**Work to be completed:** Locate the string "Ripple" in the records below. Copy every line where it occurs.

## START Data

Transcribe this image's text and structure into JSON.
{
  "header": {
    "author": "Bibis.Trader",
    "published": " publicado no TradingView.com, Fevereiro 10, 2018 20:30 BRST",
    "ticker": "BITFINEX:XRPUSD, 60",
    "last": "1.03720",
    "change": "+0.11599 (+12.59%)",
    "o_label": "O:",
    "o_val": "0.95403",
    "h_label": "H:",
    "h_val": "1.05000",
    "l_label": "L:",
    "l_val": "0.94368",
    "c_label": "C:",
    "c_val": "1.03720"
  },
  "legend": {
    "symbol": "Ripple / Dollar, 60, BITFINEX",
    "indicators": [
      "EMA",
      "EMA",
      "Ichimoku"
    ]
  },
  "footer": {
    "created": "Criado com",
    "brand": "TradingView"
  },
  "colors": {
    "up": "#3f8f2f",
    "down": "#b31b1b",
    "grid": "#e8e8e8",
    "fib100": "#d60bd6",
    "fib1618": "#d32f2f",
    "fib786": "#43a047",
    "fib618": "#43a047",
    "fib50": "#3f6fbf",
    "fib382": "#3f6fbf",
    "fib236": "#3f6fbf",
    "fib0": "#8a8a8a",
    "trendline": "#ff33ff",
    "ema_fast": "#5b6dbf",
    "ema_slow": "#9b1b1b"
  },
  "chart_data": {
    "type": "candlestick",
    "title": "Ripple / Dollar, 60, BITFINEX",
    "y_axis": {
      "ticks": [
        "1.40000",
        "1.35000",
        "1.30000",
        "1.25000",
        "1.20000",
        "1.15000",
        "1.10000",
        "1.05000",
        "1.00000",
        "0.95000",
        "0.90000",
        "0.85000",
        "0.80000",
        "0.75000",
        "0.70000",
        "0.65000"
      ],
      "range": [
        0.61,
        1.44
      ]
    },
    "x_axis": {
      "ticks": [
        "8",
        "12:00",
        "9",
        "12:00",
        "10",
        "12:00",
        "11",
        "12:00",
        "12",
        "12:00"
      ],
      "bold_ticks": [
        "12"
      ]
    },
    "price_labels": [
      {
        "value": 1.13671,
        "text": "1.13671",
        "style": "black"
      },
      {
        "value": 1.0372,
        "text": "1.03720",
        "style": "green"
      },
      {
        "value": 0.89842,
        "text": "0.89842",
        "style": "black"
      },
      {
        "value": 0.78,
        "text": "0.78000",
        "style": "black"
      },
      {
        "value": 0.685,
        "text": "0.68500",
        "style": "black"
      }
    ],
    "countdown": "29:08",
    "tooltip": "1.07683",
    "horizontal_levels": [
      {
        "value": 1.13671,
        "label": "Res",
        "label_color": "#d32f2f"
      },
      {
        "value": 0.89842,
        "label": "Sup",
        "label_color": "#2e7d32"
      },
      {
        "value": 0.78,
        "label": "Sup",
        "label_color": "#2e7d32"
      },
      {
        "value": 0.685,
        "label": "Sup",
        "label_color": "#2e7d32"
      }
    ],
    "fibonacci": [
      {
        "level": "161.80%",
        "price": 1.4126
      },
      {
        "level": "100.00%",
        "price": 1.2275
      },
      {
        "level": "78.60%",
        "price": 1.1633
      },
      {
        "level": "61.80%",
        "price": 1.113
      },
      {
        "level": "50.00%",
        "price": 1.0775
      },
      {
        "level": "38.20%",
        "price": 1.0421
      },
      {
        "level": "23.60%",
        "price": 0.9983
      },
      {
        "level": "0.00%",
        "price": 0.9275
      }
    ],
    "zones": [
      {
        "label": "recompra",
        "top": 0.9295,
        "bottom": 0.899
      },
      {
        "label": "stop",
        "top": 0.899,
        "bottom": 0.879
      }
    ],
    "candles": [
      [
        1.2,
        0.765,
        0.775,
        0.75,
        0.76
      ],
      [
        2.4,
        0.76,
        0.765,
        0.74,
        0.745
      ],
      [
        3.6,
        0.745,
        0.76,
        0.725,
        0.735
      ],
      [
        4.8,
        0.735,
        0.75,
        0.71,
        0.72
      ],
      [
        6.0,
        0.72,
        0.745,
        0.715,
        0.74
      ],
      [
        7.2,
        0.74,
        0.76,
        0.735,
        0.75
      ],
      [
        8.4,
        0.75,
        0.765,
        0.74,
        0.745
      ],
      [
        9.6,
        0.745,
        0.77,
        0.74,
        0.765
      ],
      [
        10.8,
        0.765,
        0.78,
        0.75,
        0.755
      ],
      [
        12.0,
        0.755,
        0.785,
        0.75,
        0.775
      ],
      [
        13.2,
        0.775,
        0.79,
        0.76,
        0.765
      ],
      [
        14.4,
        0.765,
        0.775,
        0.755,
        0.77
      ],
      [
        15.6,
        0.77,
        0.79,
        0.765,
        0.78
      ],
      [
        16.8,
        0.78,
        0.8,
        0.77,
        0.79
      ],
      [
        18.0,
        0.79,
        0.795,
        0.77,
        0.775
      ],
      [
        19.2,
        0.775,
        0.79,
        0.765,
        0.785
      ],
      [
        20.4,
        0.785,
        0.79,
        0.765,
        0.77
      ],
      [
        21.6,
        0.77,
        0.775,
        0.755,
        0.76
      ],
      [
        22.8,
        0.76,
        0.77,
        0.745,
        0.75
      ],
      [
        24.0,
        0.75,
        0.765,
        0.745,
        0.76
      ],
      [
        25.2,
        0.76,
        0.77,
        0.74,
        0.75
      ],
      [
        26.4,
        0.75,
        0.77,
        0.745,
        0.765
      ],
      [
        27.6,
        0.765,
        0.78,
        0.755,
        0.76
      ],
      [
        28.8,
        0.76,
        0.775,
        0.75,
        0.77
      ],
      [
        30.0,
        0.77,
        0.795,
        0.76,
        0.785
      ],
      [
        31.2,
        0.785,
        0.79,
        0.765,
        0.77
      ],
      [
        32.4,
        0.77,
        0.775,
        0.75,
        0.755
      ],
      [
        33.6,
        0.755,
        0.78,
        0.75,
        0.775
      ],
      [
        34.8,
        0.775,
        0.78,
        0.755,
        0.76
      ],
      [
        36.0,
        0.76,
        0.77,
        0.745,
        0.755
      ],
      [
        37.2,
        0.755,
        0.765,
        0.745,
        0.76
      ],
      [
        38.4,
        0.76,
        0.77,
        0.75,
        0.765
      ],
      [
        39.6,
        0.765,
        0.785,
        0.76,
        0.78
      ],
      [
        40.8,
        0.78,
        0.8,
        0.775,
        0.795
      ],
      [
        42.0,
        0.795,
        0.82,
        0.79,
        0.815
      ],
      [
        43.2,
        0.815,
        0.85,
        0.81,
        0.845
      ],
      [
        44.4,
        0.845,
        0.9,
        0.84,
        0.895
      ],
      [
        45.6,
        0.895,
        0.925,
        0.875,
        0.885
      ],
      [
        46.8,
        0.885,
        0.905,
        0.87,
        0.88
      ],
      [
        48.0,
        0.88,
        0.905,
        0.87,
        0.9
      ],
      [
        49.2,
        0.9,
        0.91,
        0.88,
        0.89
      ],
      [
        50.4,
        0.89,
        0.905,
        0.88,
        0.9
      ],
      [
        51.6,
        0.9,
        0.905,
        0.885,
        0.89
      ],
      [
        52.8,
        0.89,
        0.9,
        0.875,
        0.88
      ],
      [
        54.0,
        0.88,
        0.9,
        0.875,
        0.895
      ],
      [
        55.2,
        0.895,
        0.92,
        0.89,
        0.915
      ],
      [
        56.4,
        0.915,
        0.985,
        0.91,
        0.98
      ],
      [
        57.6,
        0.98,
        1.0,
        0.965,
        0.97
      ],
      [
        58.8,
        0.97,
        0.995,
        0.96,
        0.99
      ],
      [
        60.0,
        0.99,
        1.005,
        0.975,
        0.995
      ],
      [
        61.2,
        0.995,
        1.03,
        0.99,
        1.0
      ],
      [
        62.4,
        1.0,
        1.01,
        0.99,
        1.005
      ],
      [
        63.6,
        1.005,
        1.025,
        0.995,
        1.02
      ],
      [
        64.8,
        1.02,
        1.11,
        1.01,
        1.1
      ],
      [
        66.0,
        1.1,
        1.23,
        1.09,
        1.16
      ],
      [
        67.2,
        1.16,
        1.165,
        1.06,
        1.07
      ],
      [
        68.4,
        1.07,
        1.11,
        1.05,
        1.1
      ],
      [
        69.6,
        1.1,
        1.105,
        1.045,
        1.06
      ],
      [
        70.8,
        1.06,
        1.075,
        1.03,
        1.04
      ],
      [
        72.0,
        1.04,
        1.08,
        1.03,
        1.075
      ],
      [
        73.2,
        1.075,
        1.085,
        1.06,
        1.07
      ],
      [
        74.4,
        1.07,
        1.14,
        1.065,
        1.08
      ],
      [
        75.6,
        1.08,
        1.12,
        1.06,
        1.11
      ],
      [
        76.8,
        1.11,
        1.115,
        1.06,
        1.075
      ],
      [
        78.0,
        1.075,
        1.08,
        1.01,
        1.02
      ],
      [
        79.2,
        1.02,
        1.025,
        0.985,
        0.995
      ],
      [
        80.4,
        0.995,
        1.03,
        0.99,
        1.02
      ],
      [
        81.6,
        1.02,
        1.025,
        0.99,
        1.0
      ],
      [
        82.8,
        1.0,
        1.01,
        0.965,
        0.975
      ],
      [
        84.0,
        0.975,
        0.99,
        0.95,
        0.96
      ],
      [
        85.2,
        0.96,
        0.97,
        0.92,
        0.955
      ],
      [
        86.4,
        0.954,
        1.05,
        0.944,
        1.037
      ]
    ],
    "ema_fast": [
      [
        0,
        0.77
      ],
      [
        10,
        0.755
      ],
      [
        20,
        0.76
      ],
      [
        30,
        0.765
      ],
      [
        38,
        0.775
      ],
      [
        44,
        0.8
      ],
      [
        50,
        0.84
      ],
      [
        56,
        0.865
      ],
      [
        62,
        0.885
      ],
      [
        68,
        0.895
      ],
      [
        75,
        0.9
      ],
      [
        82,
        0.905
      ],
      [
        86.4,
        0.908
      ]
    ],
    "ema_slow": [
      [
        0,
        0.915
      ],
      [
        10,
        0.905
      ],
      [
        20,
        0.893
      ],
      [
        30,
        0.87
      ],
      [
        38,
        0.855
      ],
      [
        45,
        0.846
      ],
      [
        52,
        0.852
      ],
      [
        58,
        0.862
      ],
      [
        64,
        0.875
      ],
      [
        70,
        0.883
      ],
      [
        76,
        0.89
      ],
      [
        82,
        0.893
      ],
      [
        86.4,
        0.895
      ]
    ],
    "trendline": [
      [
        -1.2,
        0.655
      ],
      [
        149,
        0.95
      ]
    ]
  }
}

## END Data

**The result:**
    "symbol": "Ripple / Dollar, 60, BITFINEX",
    "title": "Ripple / Dollar, 60, BITFINEX",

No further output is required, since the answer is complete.